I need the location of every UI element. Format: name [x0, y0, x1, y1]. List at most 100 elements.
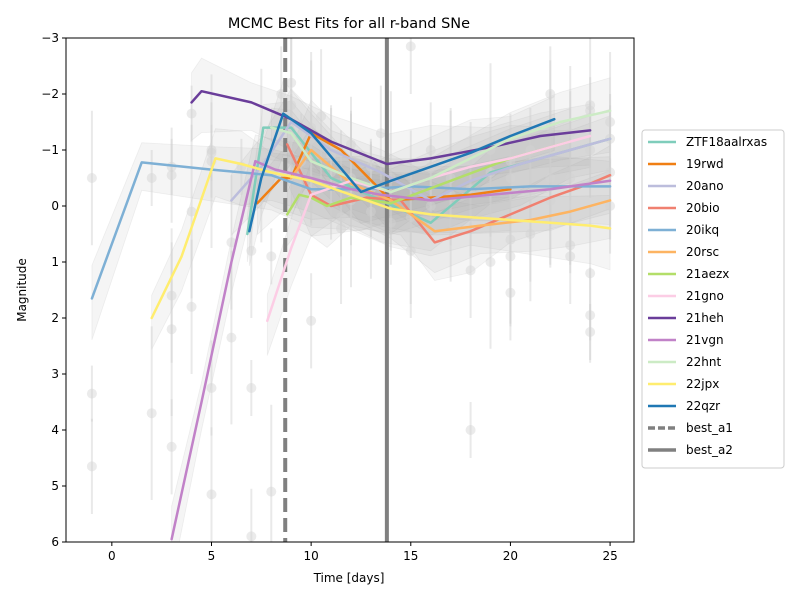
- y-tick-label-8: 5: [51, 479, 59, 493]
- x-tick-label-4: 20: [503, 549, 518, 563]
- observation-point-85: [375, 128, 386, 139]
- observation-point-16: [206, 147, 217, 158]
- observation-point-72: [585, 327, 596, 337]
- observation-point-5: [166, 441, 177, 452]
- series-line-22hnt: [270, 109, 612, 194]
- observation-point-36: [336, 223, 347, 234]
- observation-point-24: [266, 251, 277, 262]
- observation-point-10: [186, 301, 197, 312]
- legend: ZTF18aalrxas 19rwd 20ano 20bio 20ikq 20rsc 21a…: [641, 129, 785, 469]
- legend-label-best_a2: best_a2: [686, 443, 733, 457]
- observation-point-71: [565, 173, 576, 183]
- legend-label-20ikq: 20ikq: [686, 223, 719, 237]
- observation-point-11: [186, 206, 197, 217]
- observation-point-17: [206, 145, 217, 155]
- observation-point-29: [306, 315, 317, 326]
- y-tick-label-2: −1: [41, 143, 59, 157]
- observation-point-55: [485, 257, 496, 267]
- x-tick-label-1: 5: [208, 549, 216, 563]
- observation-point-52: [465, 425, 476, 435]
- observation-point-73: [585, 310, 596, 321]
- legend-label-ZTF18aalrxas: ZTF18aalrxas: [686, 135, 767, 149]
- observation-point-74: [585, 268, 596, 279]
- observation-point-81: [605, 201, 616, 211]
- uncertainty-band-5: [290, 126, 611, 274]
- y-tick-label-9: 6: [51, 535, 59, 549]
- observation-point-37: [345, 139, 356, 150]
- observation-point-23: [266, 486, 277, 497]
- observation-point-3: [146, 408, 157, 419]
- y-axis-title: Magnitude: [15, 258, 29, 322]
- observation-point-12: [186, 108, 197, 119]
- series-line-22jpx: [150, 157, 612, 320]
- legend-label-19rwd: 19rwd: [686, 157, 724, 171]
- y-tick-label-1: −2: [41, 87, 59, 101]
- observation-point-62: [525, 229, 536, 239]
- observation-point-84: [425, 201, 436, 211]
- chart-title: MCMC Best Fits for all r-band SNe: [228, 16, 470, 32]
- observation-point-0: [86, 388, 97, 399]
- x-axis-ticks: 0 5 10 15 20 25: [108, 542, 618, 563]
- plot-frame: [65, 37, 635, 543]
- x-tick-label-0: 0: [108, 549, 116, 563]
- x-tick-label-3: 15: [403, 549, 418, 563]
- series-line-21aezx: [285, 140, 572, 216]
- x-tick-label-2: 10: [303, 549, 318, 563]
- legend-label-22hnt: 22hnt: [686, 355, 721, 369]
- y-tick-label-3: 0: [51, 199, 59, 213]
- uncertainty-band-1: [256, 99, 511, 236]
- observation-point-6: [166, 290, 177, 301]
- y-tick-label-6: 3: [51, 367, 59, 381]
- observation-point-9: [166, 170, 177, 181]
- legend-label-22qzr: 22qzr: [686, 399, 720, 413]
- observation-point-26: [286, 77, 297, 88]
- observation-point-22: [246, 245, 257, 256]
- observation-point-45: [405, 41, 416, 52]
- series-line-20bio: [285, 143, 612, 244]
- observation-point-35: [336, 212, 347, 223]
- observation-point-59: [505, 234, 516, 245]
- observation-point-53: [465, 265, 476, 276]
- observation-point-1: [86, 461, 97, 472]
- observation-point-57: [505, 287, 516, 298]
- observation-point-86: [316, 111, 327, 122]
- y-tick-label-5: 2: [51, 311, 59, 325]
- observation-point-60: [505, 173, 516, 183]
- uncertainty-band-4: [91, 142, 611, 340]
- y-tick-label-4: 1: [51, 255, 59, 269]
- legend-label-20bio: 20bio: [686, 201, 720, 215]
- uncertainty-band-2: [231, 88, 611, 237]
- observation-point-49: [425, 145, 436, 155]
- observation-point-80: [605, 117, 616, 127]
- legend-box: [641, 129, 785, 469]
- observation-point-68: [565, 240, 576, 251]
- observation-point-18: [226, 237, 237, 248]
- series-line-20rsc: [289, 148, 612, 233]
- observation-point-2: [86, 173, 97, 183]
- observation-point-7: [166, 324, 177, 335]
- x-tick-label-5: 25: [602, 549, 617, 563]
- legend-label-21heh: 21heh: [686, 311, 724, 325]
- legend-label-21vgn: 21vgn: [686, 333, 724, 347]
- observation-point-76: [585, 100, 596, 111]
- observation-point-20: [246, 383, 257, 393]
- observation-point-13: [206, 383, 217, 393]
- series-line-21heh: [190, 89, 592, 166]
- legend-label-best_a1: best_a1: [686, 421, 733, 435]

--

• [Problem to work on] Copy all of the data above line for line, leaving out the picture.

• [Problem solution]
I need the location of every UI element. Format: name [x0, y0, x1, y1]. List at most 100 elements.
- y-tick-label-8: 5: [51, 479, 59, 493]
- x-tick-label-4: 20: [503, 549, 518, 563]
- observation-point-85: [375, 128, 386, 139]
- observation-point-16: [206, 147, 217, 158]
- observation-point-72: [585, 327, 596, 337]
- observation-point-5: [166, 441, 177, 452]
- series-line-22hnt: [270, 109, 612, 194]
- observation-point-36: [336, 223, 347, 234]
- observation-point-24: [266, 251, 277, 262]
- observation-point-10: [186, 301, 197, 312]
- legend: ZTF18aalrxas 19rwd 20ano 20bio 20ikq 20rsc 21a…: [641, 129, 785, 469]
- legend-label-best_a2: best_a2: [686, 443, 733, 457]
- observation-point-71: [565, 173, 576, 183]
- legend-label-20ikq: 20ikq: [686, 223, 719, 237]
- observation-point-11: [186, 206, 197, 217]
- observation-point-17: [206, 145, 217, 155]
- observation-point-29: [306, 315, 317, 326]
- y-tick-label-2: −1: [41, 143, 59, 157]
- observation-point-55: [485, 257, 496, 267]
- x-tick-label-1: 5: [208, 549, 216, 563]
- observation-point-52: [465, 425, 476, 435]
- observation-point-73: [585, 310, 596, 321]
- legend-label-ZTF18aalrxas: ZTF18aalrxas: [686, 135, 767, 149]
- observation-point-74: [585, 268, 596, 279]
- observation-point-81: [605, 201, 616, 211]
- uncertainty-band-5: [290, 126, 611, 274]
- y-tick-label-9: 6: [51, 535, 59, 549]
- observation-point-37: [345, 139, 356, 150]
- observation-point-23: [266, 486, 277, 497]
- observation-point-3: [146, 408, 157, 419]
- y-axis-title: Magnitude: [15, 258, 29, 322]
- observation-point-12: [186, 108, 197, 119]
- series-line-22jpx: [150, 157, 612, 320]
- legend-label-19rwd: 19rwd: [686, 157, 724, 171]
- y-tick-label-1: −2: [41, 87, 59, 101]
- observation-point-62: [525, 229, 536, 239]
- observation-point-84: [425, 201, 436, 211]
- chart-title: MCMC Best Fits for all r-band SNe: [228, 16, 470, 32]
- observation-point-0: [86, 388, 97, 399]
- x-axis-ticks: 0 5 10 15 20 25: [108, 542, 618, 563]
- plot-frame: [65, 37, 635, 543]
- x-tick-label-0: 0: [108, 549, 116, 563]
- x-tick-label-3: 15: [403, 549, 418, 563]
- series-line-21aezx: [285, 140, 572, 216]
- x-tick-label-2: 10: [303, 549, 318, 563]
- legend-label-22hnt: 22hnt: [686, 355, 721, 369]
- y-tick-label-3: 0: [51, 199, 59, 213]
- uncertainty-band-1: [256, 99, 511, 236]
- observation-point-6: [166, 290, 177, 301]
- y-tick-label-6: 3: [51, 367, 59, 381]
- observation-point-9: [166, 170, 177, 181]
- legend-label-22qzr: 22qzr: [686, 399, 720, 413]
- observation-point-26: [286, 77, 297, 88]
- observation-point-22: [246, 245, 257, 256]
- observation-point-45: [405, 41, 416, 52]
- series-line-20bio: [285, 143, 612, 244]
- observation-point-35: [336, 212, 347, 223]
- observation-point-59: [505, 234, 516, 245]
- observation-point-53: [465, 265, 476, 276]
- observation-point-1: [86, 461, 97, 472]
- observation-point-57: [505, 287, 516, 298]
- observation-point-86: [316, 111, 327, 122]
- y-tick-label-5: 2: [51, 311, 59, 325]
- observation-point-60: [505, 173, 516, 183]
- uncertainty-band-4: [91, 142, 611, 340]
- y-tick-label-4: 1: [51, 255, 59, 269]
- legend-label-20bio: 20bio: [686, 201, 720, 215]
- uncertainty-band-2: [231, 88, 611, 237]
- observation-point-49: [425, 145, 436, 155]
- observation-point-80: [605, 117, 616, 127]
- legend-box: [641, 129, 785, 469]
- observation-point-68: [565, 240, 576, 251]
- observation-point-18: [226, 237, 237, 248]
- series-line-20rsc: [289, 148, 612, 233]
- observation-point-2: [86, 173, 97, 183]
- observation-point-7: [166, 324, 177, 335]
- x-tick-label-5: 25: [602, 549, 617, 563]
- legend-label-21heh: 21heh: [686, 311, 724, 325]
- legend-label-21vgn: 21vgn: [686, 333, 724, 347]
- observation-point-76: [585, 100, 596, 111]
- observation-point-20: [246, 383, 257, 393]
- observation-point-13: [206, 383, 217, 393]
- series-line-21heh: [190, 89, 592, 166]
- legend-label-best_a1: best_a1: [686, 421, 733, 435]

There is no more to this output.